— START Working data —
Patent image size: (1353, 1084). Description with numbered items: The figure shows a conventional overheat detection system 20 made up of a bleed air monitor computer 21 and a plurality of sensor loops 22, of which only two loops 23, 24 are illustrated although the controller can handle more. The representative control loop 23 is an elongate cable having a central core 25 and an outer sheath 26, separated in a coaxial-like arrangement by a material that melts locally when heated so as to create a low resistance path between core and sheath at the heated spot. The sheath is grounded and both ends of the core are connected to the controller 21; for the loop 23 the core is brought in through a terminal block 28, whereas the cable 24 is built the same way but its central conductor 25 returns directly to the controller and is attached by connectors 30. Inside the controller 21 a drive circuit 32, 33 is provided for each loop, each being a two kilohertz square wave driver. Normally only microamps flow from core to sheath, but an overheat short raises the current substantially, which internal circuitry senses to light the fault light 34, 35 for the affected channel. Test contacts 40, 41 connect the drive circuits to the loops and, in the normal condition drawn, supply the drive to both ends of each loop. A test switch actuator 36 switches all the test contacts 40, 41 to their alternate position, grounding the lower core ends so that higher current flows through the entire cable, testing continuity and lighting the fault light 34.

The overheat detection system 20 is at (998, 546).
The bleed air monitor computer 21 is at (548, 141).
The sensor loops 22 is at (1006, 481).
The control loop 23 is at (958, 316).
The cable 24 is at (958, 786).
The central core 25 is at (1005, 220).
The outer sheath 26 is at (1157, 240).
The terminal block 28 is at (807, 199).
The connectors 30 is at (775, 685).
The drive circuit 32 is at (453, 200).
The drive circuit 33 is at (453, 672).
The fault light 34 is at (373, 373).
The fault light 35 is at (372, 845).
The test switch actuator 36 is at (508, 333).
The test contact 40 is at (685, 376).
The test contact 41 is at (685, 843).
— END Working data —
Stated problem | Reproduce the records above with "conventional" changed to "prior-art", keeping every other word unchanged.

Solved problem |
Patent image size: (1353, 1084). Description with numbered items: The figure shows a prior-art overheat detection system 20 made up of a bleed air monitor computer 21 and a plurality of sensor loops 22, of which only two loops 23, 24 are illustrated although the controller can handle more. The representative control loop 23 is an elongate cable having a central core 25 and an outer sheath 26, separated in a coaxial-like arrangement by a material that melts locally when heated so as to create a low resistance path between core and sheath at the heated spot. The sheath is grounded and both ends of the core are connected to the controller 21; for the loop 23 the core is brought in through a terminal block 28, whereas the cable 24 is built the same way but its central conductor 25 returns directly to the controller and is attached by connectors 30. Inside the controller 21 a drive circuit 32, 33 is provided for each loop, each being a two kilohertz square wave driver. Normally only microamps flow from core to sheath, but an overheat short raises the current substantially, which internal circuitry senses to light the fault light 34, 35 for the affected channel. Test contacts 40, 41 connect the drive circuits to the loops and, in the normal condition drawn, supply the drive to both ends of each loop. A test switch actuator 36 switches all the test contacts 40, 41 to their alternate position, grounding the lower core ends so that higher current flows through the entire cable, testing continuity and lighting the fault light 34.

The overheat detection system 20 is at (998, 546).
The bleed air monitor computer 21 is at (548, 141).
The sensor loops 22 is at (1006, 481).
The control loop 23 is at (958, 316).
The cable 24 is at (958, 786).
The central core 25 is at (1005, 220).
The outer sheath 26 is at (1157, 240).
The terminal block 28 is at (807, 199).
The connectors 30 is at (775, 685).
The drive circuit 32 is at (453, 200).
The drive circuit 33 is at (453, 672).
The fault light 34 is at (373, 373).
The fault light 35 is at (372, 845).
The test switch actuator 36 is at (508, 333).
The test contact 40 is at (685, 376).
The test contact 41 is at (685, 843).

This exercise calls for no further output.